Directions: Leave out the pictures and copy each record below exactly.

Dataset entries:
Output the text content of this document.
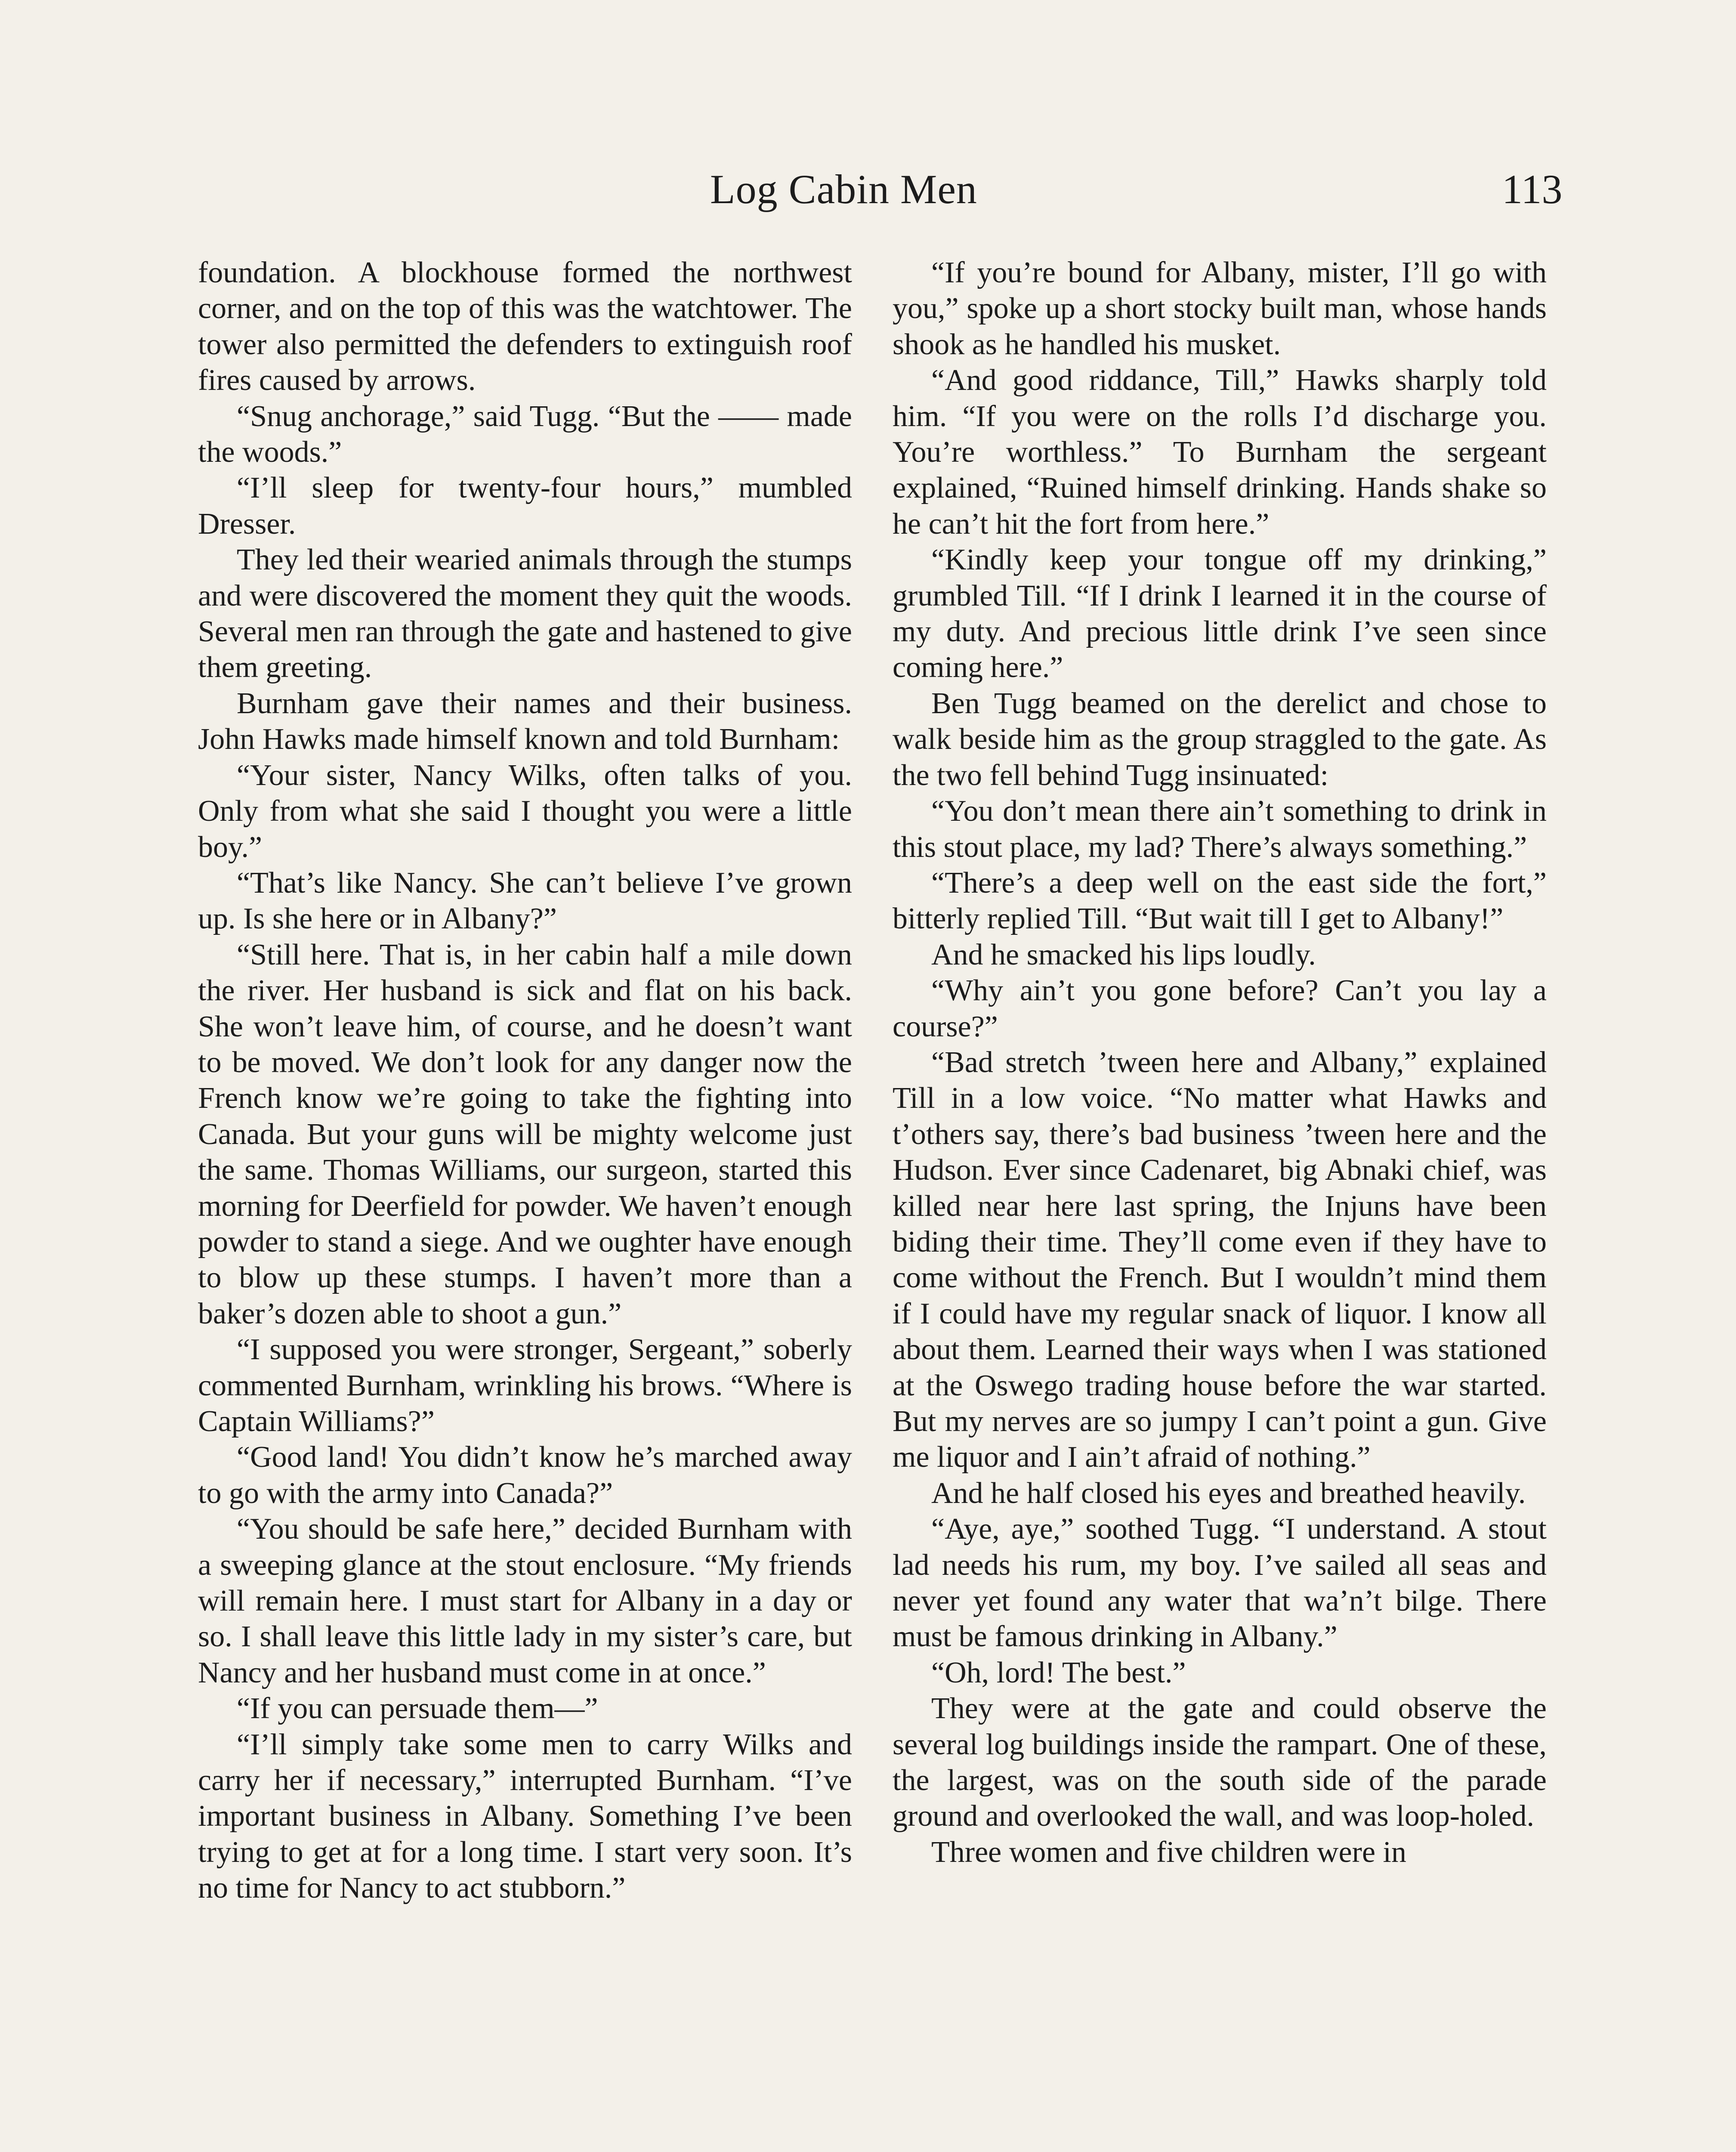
Log Cabin Men	113

foundation. A blockhouse formed the northwest corner, and on the top of this was the watchtower. The tower also permitted the defenders to extinguish roof fires caused by arrows.

“Snug anchorage,” said Tugg. “But the —— made the woods.”

“I’ll sleep for twenty-four hours,” mumbled Dresser.

They led their wearied animals through the stumps and were discovered the moment they quit the woods. Several men ran through the gate and hastened to give them greeting.

Burnham gave their names and their business. John Hawks made himself known and told Burnham:

“Your sister, Nancy Wilks, often talks of you. Only from what she said I thought you were a little boy.”

“That’s like Nancy. She can’t believe I’ve grown up. Is she here or in Albany?”

“Still here. That is, in her cabin half a mile down the river. Her husband is sick and flat on his back. She won’t leave him, of course, and he doesn’t want to be moved. We don’t look for any danger now the French know we’re going to take the fighting into Canada. But your guns will be mighty welcome just the same. Thomas Williams, our surgeon, started this morning for Deerfield for powder. We haven’t enough powder to stand a siege. And we oughter have enough to blow up these stumps. I haven’t more than a baker’s dozen able to shoot a gun.”

“I supposed you were stronger, Sergeant,” soberly commented Burnham, wrinkling his brows. “Where is Captain Williams?”

“Good land! You didn’t know he’s marched away to go with the army into Canada?”

“You should be safe here,” decided Burnham with a sweeping glance at the stout enclosure. “My friends will remain here. I must start for Albany in a day or so. I shall leave this little lady in my sister’s care, but Nancy and her husband must come in at once.”

“If you can persuade them—”

“I’ll simply take some men to carry Wilks and carry her if necessary,” interrupted Burnham. “I’ve important business in Albany. Something I’ve been trying to get at for a long time. I start very soon. It’s no time for Nancy to act stubborn.”

“If you’re bound for Albany, mister, I’ll go with you,” spoke up a short stocky built man, whose hands shook as he handled his musket.

“And good riddance, Till,” Hawks sharply told him. “If you were on the rolls I’d discharge you. You’re worthless.” To Burnham the sergeant explained, “Ruined himself drinking. Hands shake so he can’t hit the fort from here.”

“Kindly keep your tongue off my drinking,” grumbled Till. “If I drink I learned it in the course of my duty. And precious little drink I’ve seen since coming here.”

Ben Tugg beamed on the derelict and chose to walk beside him as the group straggled to the gate. As the two fell behind Tugg insinuated:

“You don’t mean there ain’t something to drink in this stout place, my lad? There’s always something.”

“There’s a deep well on the east side the fort,” bitterly replied Till. “But wait till I get to Albany!”

And he smacked his lips loudly.

“Why ain’t you gone before? Can’t you lay a course?”

“Bad stretch ’tween here and Albany,” explained Till in a low voice. “No matter what Hawks and t’others say, there’s bad business ’tween here and the Hudson. Ever since Cadenaret, big Abnaki chief, was killed near here last spring, the Injuns have been biding their time. They’ll come even if they have to come without the French. But I wouldn’t mind them if I could have my regular snack of liquor. I know all about them. Learned their ways when I was stationed at the Oswego trading house before the war started. But my nerves are so jumpy I can’t point a gun. Give me liquor and I ain’t afraid of nothing.”

And he half closed his eyes and breathed heavily.

“Aye, aye,” soothed Tugg. “I understand. A stout lad needs his rum, my boy. I’ve sailed all seas and never yet found any water that wa’n’t bilge. There must be famous drinking in Albany.”

“Oh, lord! The best.”

They were at the gate and could observe the several log buildings inside the rampart. One of these, the largest, was on the south side of the parade ground and overlooked the wall, and was loop-holed.

Three women and five children were in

Solution to the exercise:
Output the text content of this document.
Log Cabin Men	113

foundation. A blockhouse formed the northwest corner, and on the top of this was the watchtower. The tower also permitted the defenders to extinguish roof fires caused by arrows.

“Snug anchorage,” said Tugg. “But the —— made the woods.”

“I’ll sleep for twenty-four hours,” mumbled Dresser.

They led their wearied animals through the stumps and were discovered the moment they quit the woods. Several men ran through the gate and hastened to give them greeting.

Burnham gave their names and their business. John Hawks made himself known and told Burnham:

“Your sister, Nancy Wilks, often talks of you. Only from what she said I thought you were a little boy.”

“That’s like Nancy. She can’t believe I’ve grown up. Is she here or in Albany?”

“Still here. That is, in her cabin half a mile down the river. Her husband is sick and flat on his back. She won’t leave him, of course, and he doesn’t want to be moved. We don’t look for any danger now the French know we’re going to take the fighting into Canada. But your guns will be mighty welcome just the same. Thomas Williams, our surgeon, started this morning for Deerfield for powder. We haven’t enough powder to stand a siege. And we oughter have enough to blow up these stumps. I haven’t more than a baker’s dozen able to shoot a gun.”

“I supposed you were stronger, Sergeant,” soberly commented Burnham, wrinkling his brows. “Where is Captain Williams?”

“Good land! You didn’t know he’s marched away to go with the army into Canada?”

“You should be safe here,” decided Burnham with a sweeping glance at the stout enclosure. “My friends will remain here. I must start for Albany in a day or so. I shall leave this little lady in my sister’s care, but Nancy and her husband must come in at once.”

“If you can persuade them—”

“I’ll simply take some men to carry Wilks and carry her if necessary,” interrupted Burnham. “I’ve important business in Albany. Something I’ve been trying to get at for a long time. I start very soon. It’s no time for Nancy to act stubborn.”

“If you’re bound for Albany, mister, I’ll go with you,” spoke up a short stocky built man, whose hands shook as he handled his musket.

“And good riddance, Till,” Hawks sharply told him. “If you were on the rolls I’d discharge you. You’re worthless.” To Burnham the sergeant explained, “Ruined himself drinking. Hands shake so he can’t hit the fort from here.”

“Kindly keep your tongue off my drinking,” grumbled Till. “If I drink I learned it in the course of my duty. And precious little drink I’ve seen since coming here.”

Ben Tugg beamed on the derelict and chose to walk beside him as the group straggled to the gate. As the two fell behind Tugg insinuated:

“You don’t mean there ain’t something to drink in this stout place, my lad? There’s always something.”

“There’s a deep well on the east side the fort,” bitterly replied Till. “But wait till I get to Albany!”

And he smacked his lips loudly.

“Why ain’t you gone before? Can’t you lay a course?”

“Bad stretch ’tween here and Albany,” explained Till in a low voice. “No matter what Hawks and t’others say, there’s bad business ’tween here and the Hudson. Ever since Cadenaret, big Abnaki chief, was killed near here last spring, the Injuns have been biding their time. They’ll come even if they have to come without the French. But I wouldn’t mind them if I could have my regular snack of liquor. I know all about them. Learned their ways when I was stationed at the Oswego trading house before the war started. But my nerves are so jumpy I can’t point a gun. Give me liquor and I ain’t afraid of nothing.”

And he half closed his eyes and breathed heavily.

“Aye, aye,” soothed Tugg. “I understand. A stout lad needs his rum, my boy. I’ve sailed all seas and never yet found any water that wa’n’t bilge. There must be famous drinking in Albany.”

“Oh, lord! The best.”

They were at the gate and could observe the several log buildings inside the rampart. One of these, the largest, was on the south side of the parade ground and overlooked the wall, and was loop-holed.

Three women and five children were in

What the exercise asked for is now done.